* **Work to complete**
Exclude images, then output the remaining data verbatim.

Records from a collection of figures
— Start —

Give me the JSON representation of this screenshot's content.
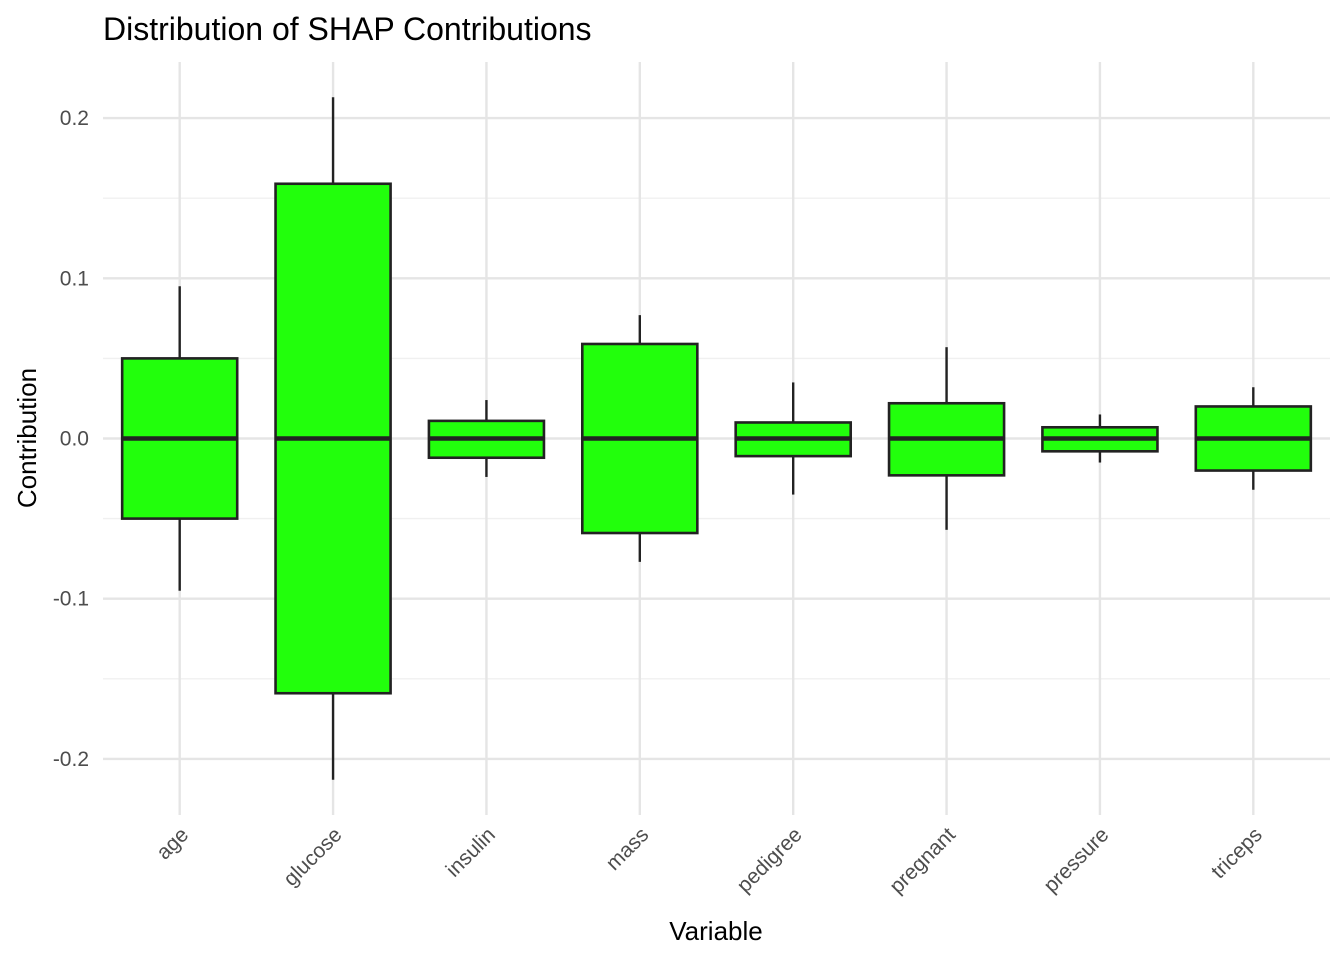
{
  "chart_data": {
    "type": "boxplot",
    "title": "Distribution of SHAP Contributions",
    "xlabel": "Variable",
    "ylabel": "Contribution",
    "ylim": [
      -0.235,
      0.235
    ],
    "yticks": [
      -0.2,
      -0.1,
      0.0,
      0.1,
      0.2
    ],
    "ytick_labels": [
      "-0.2",
      "-0.1",
      "0.0",
      "0.1",
      "0.2"
    ],
    "grid": true,
    "legend": "none",
    "box_fill": "#22ff0c",
    "box_stroke": "#222222",
    "categories": [
      "age",
      "glucose",
      "insulin",
      "mass",
      "pedigree",
      "pregnant",
      "pressure",
      "triceps"
    ],
    "boxes": [
      {
        "label": "age",
        "min": -0.095,
        "q1": -0.05,
        "median": 0.0,
        "q3": 0.05,
        "max": 0.095
      },
      {
        "label": "glucose",
        "min": -0.213,
        "q1": -0.159,
        "median": 0.0,
        "q3": 0.159,
        "max": 0.213
      },
      {
        "label": "insulin",
        "min": -0.024,
        "q1": -0.012,
        "median": 0.0,
        "q3": 0.011,
        "max": 0.024
      },
      {
        "label": "mass",
        "min": -0.077,
        "q1": -0.059,
        "median": 0.0,
        "q3": 0.059,
        "max": 0.077
      },
      {
        "label": "pedigree",
        "min": -0.035,
        "q1": -0.011,
        "median": 0.0,
        "q3": 0.01,
        "max": 0.035
      },
      {
        "label": "pregnant",
        "min": -0.057,
        "q1": -0.023,
        "median": 0.0,
        "q3": 0.022,
        "max": 0.057
      },
      {
        "label": "pressure",
        "min": -0.015,
        "q1": -0.008,
        "median": 0.0,
        "q3": 0.007,
        "max": 0.015
      },
      {
        "label": "triceps",
        "min": -0.032,
        "q1": -0.02,
        "median": 0.0,
        "q3": 0.02,
        "max": 0.032
      }
    ]
  }
}
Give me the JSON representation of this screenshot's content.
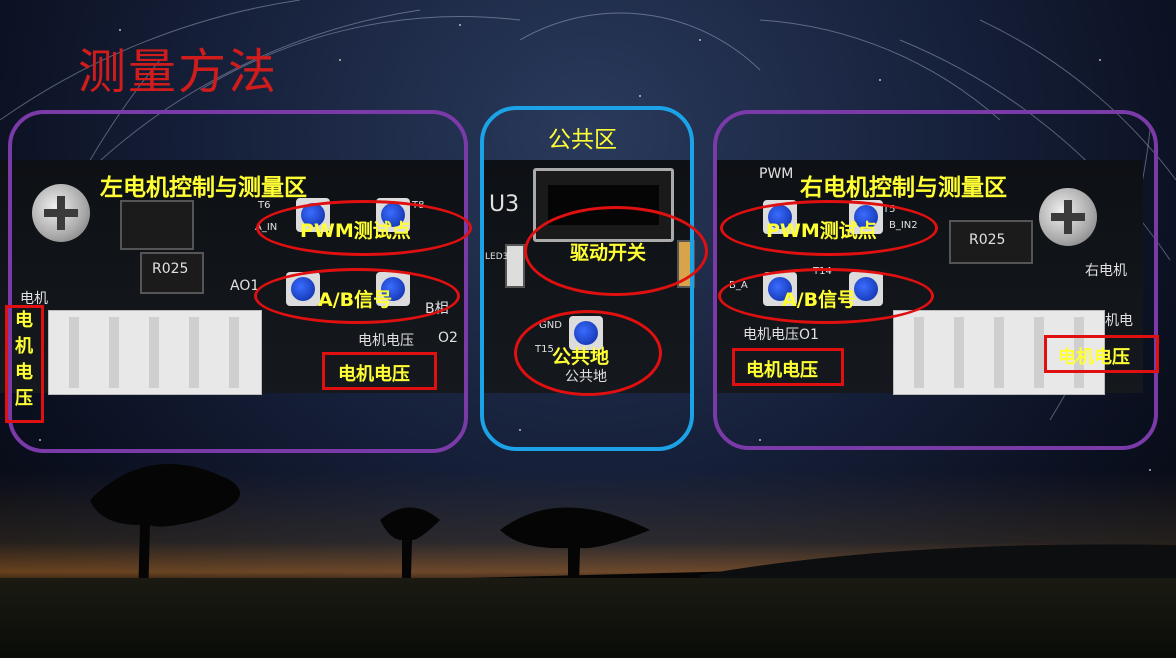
{
  "title": "测量方法",
  "left_zone": {
    "title": "左电机控制与测量区",
    "pwm_label": "PWM测试点",
    "ab_label": "A/B信号",
    "motor_voltage_label": "电机电压",
    "side_motor_voltage": [
      "电",
      "机",
      "电",
      "压"
    ],
    "pcb_texts": [
      "R025",
      "AO1",
      "O2",
      "电机电压",
      "B相",
      "A_IN",
      "电机",
      "T6",
      "T8"
    ]
  },
  "common_zone": {
    "title": "公共区",
    "drive_switch_label": "驱动开关",
    "ground_label": "公共地",
    "pcb_texts": [
      "U3",
      "GND",
      "T15",
      "公共地",
      "LED3"
    ]
  },
  "right_zone": {
    "title": "右电机控制与测量区",
    "pwm_label": "PWM测试点",
    "ab_label": "A/B信号",
    "motor_voltage_label": "电机电压",
    "side_motor_voltage_label": "电机电压",
    "pcb_texts": [
      "PWM",
      "R025",
      "右电机",
      "电机电压O1",
      "T5",
      "B_IN2",
      "T14",
      "B_A",
      "电机电压"
    ]
  },
  "colors": {
    "title": "#d11c1c",
    "label": "#ffff33",
    "highlight": "#e01010",
    "zone_side": "#7a3aa8",
    "zone_common": "#1ca2e6"
  }
}
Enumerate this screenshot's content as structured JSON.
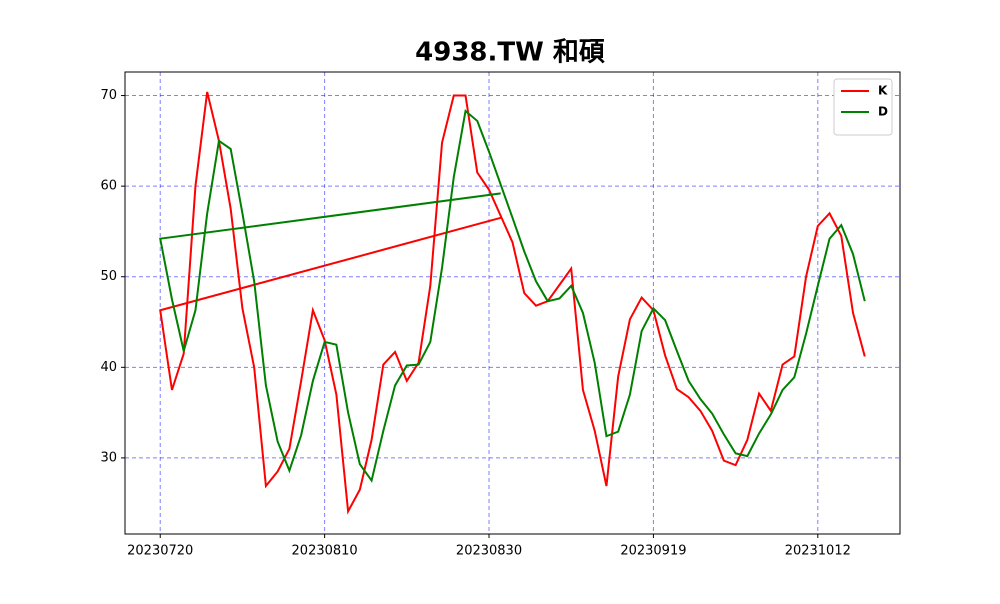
{
  "chart_data": {
    "type": "line",
    "title": "4938.TW 和碩",
    "x": [
      29,
      0,
      1,
      2,
      3,
      4,
      5,
      6,
      7,
      8,
      9,
      10,
      11,
      12,
      13,
      14,
      15,
      16,
      17,
      18,
      19,
      20,
      21,
      22,
      23,
      24,
      25,
      26,
      27,
      28,
      30,
      31,
      32,
      33,
      34,
      35,
      36,
      37,
      38,
      39,
      40,
      41,
      42,
      43,
      44,
      45,
      46,
      47,
      48,
      49,
      50,
      51,
      52,
      53,
      54,
      55,
      56,
      57,
      58,
      59,
      60
    ],
    "series": [
      {
        "name": "K",
        "color": "#ff0000",
        "values": [
          56.5,
          46.3,
          37.5,
          41.5,
          60,
          70.4,
          65,
          57.5,
          46.5,
          40,
          26.9,
          28.5,
          31,
          38.5,
          46.3,
          43,
          37,
          24.1,
          26.5,
          32,
          40.3,
          41.7,
          38.5,
          40.5,
          49,
          64.8,
          70,
          70,
          61.5,
          59.6,
          53.8,
          48.2,
          46.8,
          47.3,
          49.1,
          50.9,
          37.5,
          33,
          26.9,
          39,
          45.3,
          47.7,
          46.3,
          41.3,
          37.6,
          36.7,
          35.2,
          33,
          29.7,
          29.2,
          32,
          37.1,
          35.2,
          40.3,
          41.2,
          50,
          55.6,
          57,
          54.5,
          46,
          41.2
        ]
      },
      {
        "name": "D",
        "color": "#008000",
        "values": [
          59.2,
          54.2,
          47.5,
          41.8,
          46.3,
          57,
          65,
          64.1,
          57,
          49.5,
          38,
          31.8,
          28.6,
          32.5,
          38.5,
          42.8,
          42.5,
          35,
          29.3,
          27.5,
          33,
          38,
          40.2,
          40.3,
          42.8,
          51,
          61,
          68.3,
          67.2,
          63.8,
          56.5,
          52.8,
          49.5,
          47.3,
          47.6,
          49,
          46,
          40.5,
          32.4,
          32.9,
          37,
          44,
          46.5,
          45.2,
          41.8,
          38.5,
          36.5,
          34.9,
          32.6,
          30.5,
          30.2,
          32.7,
          34.8,
          37.5,
          38.9,
          43.7,
          49,
          54.2,
          55.7,
          52.5,
          47.3
        ]
      }
    ],
    "xlim": [
      -3,
      63
    ],
    "xticks": [
      {
        "value": 0,
        "label": "20230720"
      },
      {
        "value": 14,
        "label": "20230810"
      },
      {
        "value": 28,
        "label": "20230830"
      },
      {
        "value": 42,
        "label": "20230919"
      },
      {
        "value": 56,
        "label": "20231012"
      }
    ],
    "ylim": [
      21.6,
      72.6
    ],
    "yticks": [
      30,
      40,
      50,
      60,
      70
    ],
    "grid": true,
    "legend": "upper-right"
  }
}
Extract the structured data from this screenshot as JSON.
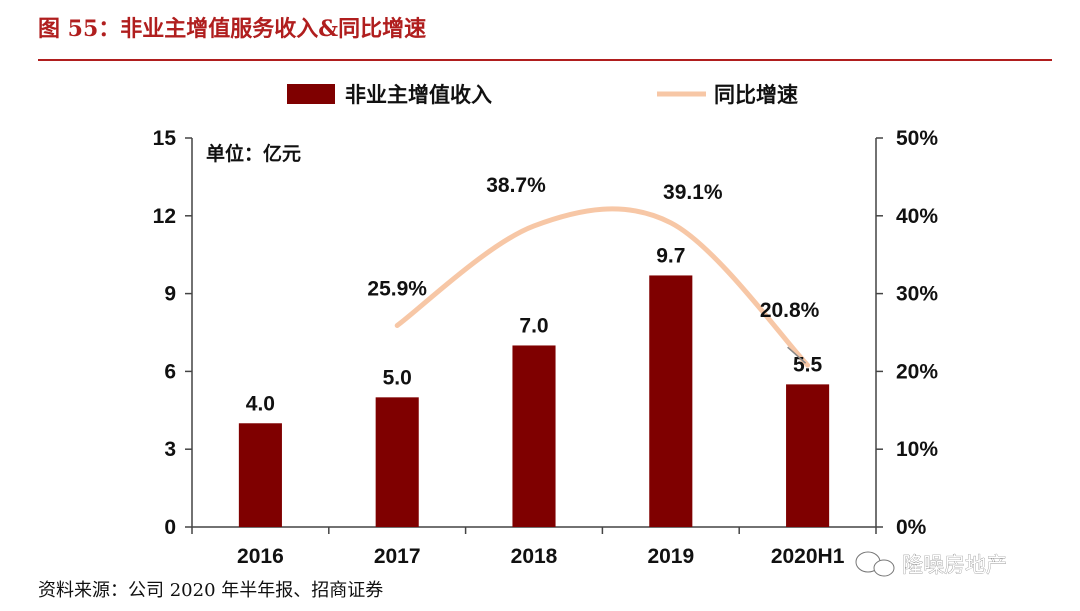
{
  "figure_title": "图 55：非业主增值服务收入&同比增速",
  "source_text": "资料来源：公司 2020 年半年报、招商证券",
  "watermark_text": "隆噪房地产",
  "watermark_icon": "wechat-icon",
  "colors": {
    "title": "#b01e1e",
    "bar": "#7f0000",
    "line": "#f7c7a6",
    "rule": "#b01e1e",
    "axis": "#444444"
  },
  "chart_data": {
    "type": "bar",
    "categories": [
      "2016",
      "2017",
      "2018",
      "2019",
      "2020H1"
    ],
    "series": [
      {
        "name": "非业主增值收入",
        "type": "bar",
        "axis": "left",
        "values": [
          4.0,
          5.0,
          7.0,
          9.7,
          5.5
        ],
        "labels": [
          "4.0",
          "5.0",
          "7.0",
          "9.7",
          "5.5"
        ]
      },
      {
        "name": "同比增速",
        "type": "line",
        "axis": "right",
        "values": [
          null,
          25.9,
          38.7,
          39.1,
          20.8
        ],
        "labels": [
          "",
          "25.9%",
          "38.7%",
          "39.1%",
          "20.8%"
        ]
      }
    ],
    "unit_label": "单位：亿元",
    "y_left": {
      "min": 0,
      "max": 15,
      "ticks": [
        "0",
        "3",
        "6",
        "9",
        "12",
        "15"
      ]
    },
    "y_right": {
      "min": 0,
      "max": 50,
      "ticks": [
        "0%",
        "10%",
        "20%",
        "30%",
        "40%",
        "50%"
      ]
    },
    "legend_position": "top"
  }
}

— End —

* **Result below**
Give me the JSON representation of this screenshot's content.
{
  "chart_data": {
    "type": "boxplot",
    "title": "Distribution of SHAP Contributions",
    "xlabel": "Variable",
    "ylabel": "Contribution",
    "ylim": [
      -0.235,
      0.235
    ],
    "yticks": [
      -0.2,
      -0.1,
      0.0,
      0.1,
      0.2
    ],
    "ytick_labels": [
      "-0.2",
      "-0.1",
      "0.0",
      "0.1",
      "0.2"
    ],
    "grid": true,
    "legend": "none",
    "box_fill": "#22ff0c",
    "box_stroke": "#222222",
    "categories": [
      "age",
      "glucose",
      "insulin",
      "mass",
      "pedigree",
      "pregnant",
      "pressure",
      "triceps"
    ],
    "boxes": [
      {
        "label": "age",
        "min": -0.095,
        "q1": -0.05,
        "median": 0.0,
        "q3": 0.05,
        "max": 0.095
      },
      {
        "label": "glucose",
        "min": -0.213,
        "q1": -0.159,
        "median": 0.0,
        "q3": 0.159,
        "max": 0.213
      },
      {
        "label": "insulin",
        "min": -0.024,
        "q1": -0.012,
        "median": 0.0,
        "q3": 0.011,
        "max": 0.024
      },
      {
        "label": "mass",
        "min": -0.077,
        "q1": -0.059,
        "median": 0.0,
        "q3": 0.059,
        "max": 0.077
      },
      {
        "label": "pedigree",
        "min": -0.035,
        "q1": -0.011,
        "median": 0.0,
        "q3": 0.01,
        "max": 0.035
      },
      {
        "label": "pregnant",
        "min": -0.057,
        "q1": -0.023,
        "median": 0.0,
        "q3": 0.022,
        "max": 0.057
      },
      {
        "label": "pressure",
        "min": -0.015,
        "q1": -0.008,
        "median": 0.0,
        "q3": 0.007,
        "max": 0.015
      },
      {
        "label": "triceps",
        "min": -0.032,
        "q1": -0.02,
        "median": 0.0,
        "q3": 0.02,
        "max": 0.032
      }
    ]
  }
}
Give me the JSON representation of this screenshot's content.
{
  "title": "测量方法",
  "left_zone": {
    "title": "左电机控制与测量区",
    "pwm_label": "PWM测试点",
    "ab_label": "A/B信号",
    "motor_voltage_label": "电机电压",
    "side_motor_voltage": [
      "电",
      "机",
      "电",
      "压"
    ],
    "pcb_texts": [
      "R025",
      "AO1",
      "O2",
      "电机电压",
      "B相",
      "A_IN",
      "电机",
      "T6",
      "T8"
    ]
  },
  "common_zone": {
    "title": "公共区",
    "drive_switch_label": "驱动开关",
    "ground_label": "公共地",
    "pcb_texts": [
      "U3",
      "GND",
      "T15",
      "公共地",
      "LED3"
    ]
  },
  "right_zone": {
    "title": "右电机控制与测量区",
    "pwm_label": "PWM测试点",
    "ab_label": "A/B信号",
    "motor_voltage_label": "电机电压",
    "side_motor_voltage_label": "电机电压",
    "pcb_texts": [
      "PWM",
      "R025",
      "右电机",
      "电机电压O1",
      "T5",
      "B_IN2",
      "T14",
      "B_A",
      "电机电压"
    ]
  },
  "colors": {
    "title": "#d11c1c",
    "label": "#ffff33",
    "highlight": "#e01010",
    "zone_side": "#7a3aa8",
    "zone_common": "#1ca2e6"
  }
}
Enumerate this screenshot's content as structured JSON.
{
  "chart_data": {
    "type": "line",
    "title": "4938.TW 和碩",
    "x": [
      29,
      0,
      1,
      2,
      3,
      4,
      5,
      6,
      7,
      8,
      9,
      10,
      11,
      12,
      13,
      14,
      15,
      16,
      17,
      18,
      19,
      20,
      21,
      22,
      23,
      24,
      25,
      26,
      27,
      28,
      30,
      31,
      32,
      33,
      34,
      35,
      36,
      37,
      38,
      39,
      40,
      41,
      42,
      43,
      44,
      45,
      46,
      47,
      48,
      49,
      50,
      51,
      52,
      53,
      54,
      55,
      56,
      57,
      58,
      59,
      60
    ],
    "series": [
      {
        "name": "K",
        "color": "#ff0000",
        "values": [
          56.5,
          46.3,
          37.5,
          41.5,
          60,
          70.4,
          65,
          57.5,
          46.5,
          40,
          26.9,
          28.5,
          31,
          38.5,
          46.3,
          43,
          37,
          24.1,
          26.5,
          32,
          40.3,
          41.7,
          38.5,
          40.5,
          49,
          64.8,
          70,
          70,
          61.5,
          59.6,
          53.8,
          48.2,
          46.8,
          47.3,
          49.1,
          50.9,
          37.5,
          33,
          26.9,
          39,
          45.3,
          47.7,
          46.3,
          41.3,
          37.6,
          36.7,
          35.2,
          33,
          29.7,
          29.2,
          32,
          37.1,
          35.2,
          40.3,
          41.2,
          50,
          55.6,
          57,
          54.5,
          46,
          41.2
        ]
      },
      {
        "name": "D",
        "color": "#008000",
        "values": [
          59.2,
          54.2,
          47.5,
          41.8,
          46.3,
          57,
          65,
          64.1,
          57,
          49.5,
          38,
          31.8,
          28.6,
          32.5,
          38.5,
          42.8,
          42.5,
          35,
          29.3,
          27.5,
          33,
          38,
          40.2,
          40.3,
          42.8,
          51,
          61,
          68.3,
          67.2,
          63.8,
          56.5,
          52.8,
          49.5,
          47.3,
          47.6,
          49,
          46,
          40.5,
          32.4,
          32.9,
          37,
          44,
          46.5,
          45.2,
          41.8,
          38.5,
          36.5,
          34.9,
          32.6,
          30.5,
          30.2,
          32.7,
          34.8,
          37.5,
          38.9,
          43.7,
          49,
          54.2,
          55.7,
          52.5,
          47.3
        ]
      }
    ],
    "xlim": [
      -3,
      63
    ],
    "xticks": [
      {
        "value": 0,
        "label": "20230720"
      },
      {
        "value": 14,
        "label": "20230810"
      },
      {
        "value": 28,
        "label": "20230830"
      },
      {
        "value": 42,
        "label": "20230919"
      },
      {
        "value": 56,
        "label": "20231012"
      }
    ],
    "ylim": [
      21.6,
      72.6
    ],
    "yticks": [
      30,
      40,
      50,
      60,
      70
    ],
    "grid": true,
    "legend": "upper-right"
  }
}
Extract the structured data from this screenshot as JSON.
{
  "figure_title": "图 55：非业主增值服务收入&同比增速",
  "source_text": "资料来源：公司 2020 年半年报、招商证券",
  "watermark_text": "隆噪房地产",
  "watermark_icon": "wechat-icon",
  "colors": {
    "title": "#b01e1e",
    "bar": "#7f0000",
    "line": "#f7c7a6",
    "rule": "#b01e1e",
    "axis": "#444444"
  },
  "chart_data": {
    "type": "bar",
    "categories": [
      "2016",
      "2017",
      "2018",
      "2019",
      "2020H1"
    ],
    "series": [
      {
        "name": "非业主增值收入",
        "type": "bar",
        "axis": "left",
        "values": [
          4.0,
          5.0,
          7.0,
          9.7,
          5.5
        ],
        "labels": [
          "4.0",
          "5.0",
          "7.0",
          "9.7",
          "5.5"
        ]
      },
      {
        "name": "同比增速",
        "type": "line",
        "axis": "right",
        "values": [
          null,
          25.9,
          38.7,
          39.1,
          20.8
        ],
        "labels": [
          "",
          "25.9%",
          "38.7%",
          "39.1%",
          "20.8%"
        ]
      }
    ],
    "unit_label": "单位：亿元",
    "y_left": {
      "min": 0,
      "max": 15,
      "ticks": [
        "0",
        "3",
        "6",
        "9",
        "12",
        "15"
      ]
    },
    "y_right": {
      "min": 0,
      "max": 50,
      "ticks": [
        "0%",
        "10%",
        "20%",
        "30%",
        "40%",
        "50%"
      ]
    },
    "legend_position": "top"
  }
}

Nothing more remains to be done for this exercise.